- [Task objective]
Give the records back in full, exactly as they read.

Start of Data shown

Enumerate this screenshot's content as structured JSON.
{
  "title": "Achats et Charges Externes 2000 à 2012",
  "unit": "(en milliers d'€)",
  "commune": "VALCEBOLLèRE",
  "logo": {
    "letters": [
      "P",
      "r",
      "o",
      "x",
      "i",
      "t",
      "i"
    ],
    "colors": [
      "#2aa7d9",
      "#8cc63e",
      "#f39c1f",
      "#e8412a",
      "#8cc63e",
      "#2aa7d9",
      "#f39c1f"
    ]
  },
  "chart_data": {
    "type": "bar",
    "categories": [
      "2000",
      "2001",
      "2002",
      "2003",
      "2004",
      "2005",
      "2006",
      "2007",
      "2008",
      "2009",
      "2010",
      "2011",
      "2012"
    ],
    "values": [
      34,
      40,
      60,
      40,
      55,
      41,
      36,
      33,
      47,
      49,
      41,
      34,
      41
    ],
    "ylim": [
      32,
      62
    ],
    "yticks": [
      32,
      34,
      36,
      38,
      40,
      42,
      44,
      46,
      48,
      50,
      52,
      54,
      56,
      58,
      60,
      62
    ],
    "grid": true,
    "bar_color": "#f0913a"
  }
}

End of Data shown

- [Response to the exercise]
Enumerate this screenshot's content as structured JSON.
{
  "title": "Achats et Charges Externes 2000 à 2012",
  "unit": "(en milliers d'€)",
  "commune": "VALCEBOLLèRE",
  "logo": {
    "letters": [
      "P",
      "r",
      "o",
      "x",
      "i",
      "t",
      "i"
    ],
    "colors": [
      "#2aa7d9",
      "#8cc63e",
      "#f39c1f",
      "#e8412a",
      "#8cc63e",
      "#2aa7d9",
      "#f39c1f"
    ]
  },
  "chart_data": {
    "type": "bar",
    "categories": [
      "2000",
      "2001",
      "2002",
      "2003",
      "2004",
      "2005",
      "2006",
      "2007",
      "2008",
      "2009",
      "2010",
      "2011",
      "2012"
    ],
    "values": [
      34,
      40,
      60,
      40,
      55,
      41,
      36,
      33,
      47,
      49,
      41,
      34,
      41
    ],
    "ylim": [
      32,
      62
    ],
    "yticks": [
      32,
      34,
      36,
      38,
      40,
      42,
      44,
      46,
      48,
      50,
      52,
      54,
      56,
      58,
      60,
      62
    ],
    "grid": true,
    "bar_color": "#f0913a"
  }
}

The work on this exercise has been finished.